GIVEN INSTRUCTION: Output the records exactly as they appear, with no pictures included.

RECORDS SHOWN:
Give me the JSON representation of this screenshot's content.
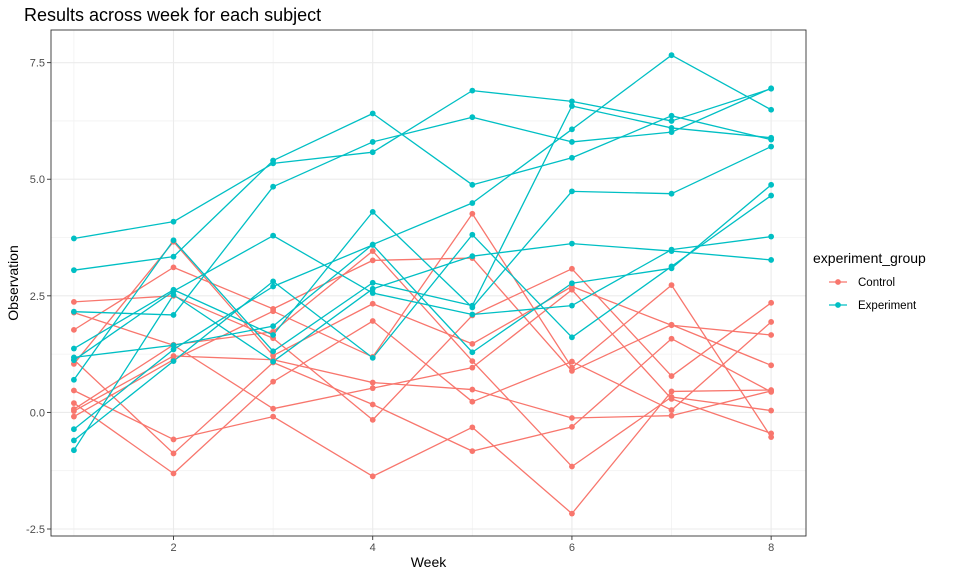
{
  "chart_data": {
    "type": "line",
    "title": "Results across week for each subject",
    "xlabel": "Week",
    "ylabel": "Observation",
    "x": [
      1,
      2,
      3,
      4,
      5,
      6,
      7,
      8
    ],
    "xlim": [
      0.77,
      8.35
    ],
    "ylim": [
      -2.65,
      8.2
    ],
    "xticks": [
      2,
      4,
      6,
      8
    ],
    "yticks": [
      -2.5,
      0.0,
      2.5,
      5.0,
      7.5
    ],
    "ytick_labels": [
      "-2.5",
      "0.0",
      "2.5",
      "5.0",
      "7.5"
    ],
    "grid": true,
    "legend": {
      "title": "experiment_group",
      "position": "right",
      "entries": [
        {
          "label": "Control",
          "color": "#F8766D"
        },
        {
          "label": "Experiment",
          "color": "#00BFC4"
        }
      ]
    },
    "series": [
      {
        "group": "Control",
        "values": [
          0.2,
          -1.31,
          0.66,
          1.96,
          0.23,
          1.09,
          0.05,
          1.94
        ]
      },
      {
        "group": "Control",
        "values": [
          1.13,
          -0.88,
          1.07,
          0.17,
          -0.83,
          -0.31,
          1.58,
          0.44
        ]
      },
      {
        "group": "Control",
        "values": [
          1.77,
          3.11,
          2.22,
          3.26,
          3.31,
          0.89,
          1.88,
          1.01
        ]
      },
      {
        "group": "Control",
        "values": [
          1.04,
          3.66,
          1.22,
          2.33,
          1.47,
          2.7,
          1.87,
          1.66
        ]
      },
      {
        "group": "Control",
        "values": [
          0.47,
          -0.58,
          -0.09,
          -1.37,
          -0.32,
          -2.17,
          0.45,
          0.48
        ]
      },
      {
        "group": "Control",
        "values": [
          2.37,
          2.5,
          1.59,
          -0.16,
          2.08,
          3.08,
          0.78,
          2.35
        ]
      },
      {
        "group": "Control",
        "values": [
          0.03,
          1.21,
          1.13,
          0.64,
          0.49,
          -0.12,
          -0.07,
          0.46
        ]
      },
      {
        "group": "Control",
        "values": [
          -0.09,
          1.13,
          2.17,
          1.19,
          4.26,
          0.96,
          2.73,
          -0.53
        ]
      },
      {
        "group": "Control",
        "values": [
          2.14,
          1.44,
          0.08,
          0.52,
          0.96,
          2.63,
          0.29,
          -0.45
        ]
      },
      {
        "group": "Control",
        "values": [
          0.07,
          1.45,
          1.73,
          3.46,
          1.1,
          -1.16,
          0.33,
          0.04
        ]
      },
      {
        "group": "Experiment",
        "values": [
          0.7,
          3.69,
          1.31,
          2.78,
          2.29,
          6.57,
          6.1,
          5.89
        ]
      },
      {
        "group": "Experiment",
        "values": [
          -0.81,
          2.52,
          1.09,
          2.65,
          3.35,
          3.62,
          3.46,
          3.27
        ]
      },
      {
        "group": "Experiment",
        "values": [
          3.73,
          4.09,
          5.34,
          5.58,
          6.9,
          6.67,
          6.25,
          6.94
        ]
      },
      {
        "group": "Experiment",
        "values": [
          1.12,
          2.6,
          3.79,
          2.56,
          2.1,
          2.29,
          3.49,
          3.77
        ]
      },
      {
        "group": "Experiment",
        "values": [
          -0.36,
          1.35,
          2.7,
          3.59,
          1.29,
          2.77,
          3.09,
          4.88
        ]
      },
      {
        "group": "Experiment",
        "values": [
          3.05,
          3.34,
          5.4,
          6.41,
          4.88,
          5.46,
          6.36,
          5.85
        ]
      },
      {
        "group": "Experiment",
        "values": [
          1.37,
          2.63,
          1.66,
          4.3,
          2.25,
          4.74,
          4.69,
          5.7
        ]
      },
      {
        "group": "Experiment",
        "values": [
          1.18,
          1.44,
          1.85,
          3.6,
          4.49,
          6.07,
          7.66,
          6.49
        ]
      },
      {
        "group": "Experiment",
        "values": [
          2.16,
          2.09,
          4.84,
          5.8,
          6.33,
          5.8,
          6.01,
          6.95
        ]
      },
      {
        "group": "Experiment",
        "values": [
          -0.6,
          1.1,
          2.81,
          1.17,
          3.81,
          1.61,
          3.13,
          4.65
        ]
      }
    ]
  }
}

WRITTEN REPLY:
Give me the JSON representation of this screenshot's content.
{
  "chart_data": {
    "type": "line",
    "title": "Results across week for each subject",
    "xlabel": "Week",
    "ylabel": "Observation",
    "x": [
      1,
      2,
      3,
      4,
      5,
      6,
      7,
      8
    ],
    "xlim": [
      0.77,
      8.35
    ],
    "ylim": [
      -2.65,
      8.2
    ],
    "xticks": [
      2,
      4,
      6,
      8
    ],
    "yticks": [
      -2.5,
      0.0,
      2.5,
      5.0,
      7.5
    ],
    "ytick_labels": [
      "-2.5",
      "0.0",
      "2.5",
      "5.0",
      "7.5"
    ],
    "grid": true,
    "legend": {
      "title": "experiment_group",
      "position": "right",
      "entries": [
        {
          "label": "Control",
          "color": "#F8766D"
        },
        {
          "label": "Experiment",
          "color": "#00BFC4"
        }
      ]
    },
    "series": [
      {
        "group": "Control",
        "values": [
          0.2,
          -1.31,
          0.66,
          1.96,
          0.23,
          1.09,
          0.05,
          1.94
        ]
      },
      {
        "group": "Control",
        "values": [
          1.13,
          -0.88,
          1.07,
          0.17,
          -0.83,
          -0.31,
          1.58,
          0.44
        ]
      },
      {
        "group": "Control",
        "values": [
          1.77,
          3.11,
          2.22,
          3.26,
          3.31,
          0.89,
          1.88,
          1.01
        ]
      },
      {
        "group": "Control",
        "values": [
          1.04,
          3.66,
          1.22,
          2.33,
          1.47,
          2.7,
          1.87,
          1.66
        ]
      },
      {
        "group": "Control",
        "values": [
          0.47,
          -0.58,
          -0.09,
          -1.37,
          -0.32,
          -2.17,
          0.45,
          0.48
        ]
      },
      {
        "group": "Control",
        "values": [
          2.37,
          2.5,
          1.59,
          -0.16,
          2.08,
          3.08,
          0.78,
          2.35
        ]
      },
      {
        "group": "Control",
        "values": [
          0.03,
          1.21,
          1.13,
          0.64,
          0.49,
          -0.12,
          -0.07,
          0.46
        ]
      },
      {
        "group": "Control",
        "values": [
          -0.09,
          1.13,
          2.17,
          1.19,
          4.26,
          0.96,
          2.73,
          -0.53
        ]
      },
      {
        "group": "Control",
        "values": [
          2.14,
          1.44,
          0.08,
          0.52,
          0.96,
          2.63,
          0.29,
          -0.45
        ]
      },
      {
        "group": "Control",
        "values": [
          0.07,
          1.45,
          1.73,
          3.46,
          1.1,
          -1.16,
          0.33,
          0.04
        ]
      },
      {
        "group": "Experiment",
        "values": [
          0.7,
          3.69,
          1.31,
          2.78,
          2.29,
          6.57,
          6.1,
          5.89
        ]
      },
      {
        "group": "Experiment",
        "values": [
          -0.81,
          2.52,
          1.09,
          2.65,
          3.35,
          3.62,
          3.46,
          3.27
        ]
      },
      {
        "group": "Experiment",
        "values": [
          3.73,
          4.09,
          5.34,
          5.58,
          6.9,
          6.67,
          6.25,
          6.94
        ]
      },
      {
        "group": "Experiment",
        "values": [
          1.12,
          2.6,
          3.79,
          2.56,
          2.1,
          2.29,
          3.49,
          3.77
        ]
      },
      {
        "group": "Experiment",
        "values": [
          -0.36,
          1.35,
          2.7,
          3.59,
          1.29,
          2.77,
          3.09,
          4.88
        ]
      },
      {
        "group": "Experiment",
        "values": [
          3.05,
          3.34,
          5.4,
          6.41,
          4.88,
          5.46,
          6.36,
          5.85
        ]
      },
      {
        "group": "Experiment",
        "values": [
          1.37,
          2.63,
          1.66,
          4.3,
          2.25,
          4.74,
          4.69,
          5.7
        ]
      },
      {
        "group": "Experiment",
        "values": [
          1.18,
          1.44,
          1.85,
          3.6,
          4.49,
          6.07,
          7.66,
          6.49
        ]
      },
      {
        "group": "Experiment",
        "values": [
          2.16,
          2.09,
          4.84,
          5.8,
          6.33,
          5.8,
          6.01,
          6.95
        ]
      },
      {
        "group": "Experiment",
        "values": [
          -0.6,
          1.1,
          2.81,
          1.17,
          3.81,
          1.61,
          3.13,
          4.65
        ]
      }
    ]
  }
}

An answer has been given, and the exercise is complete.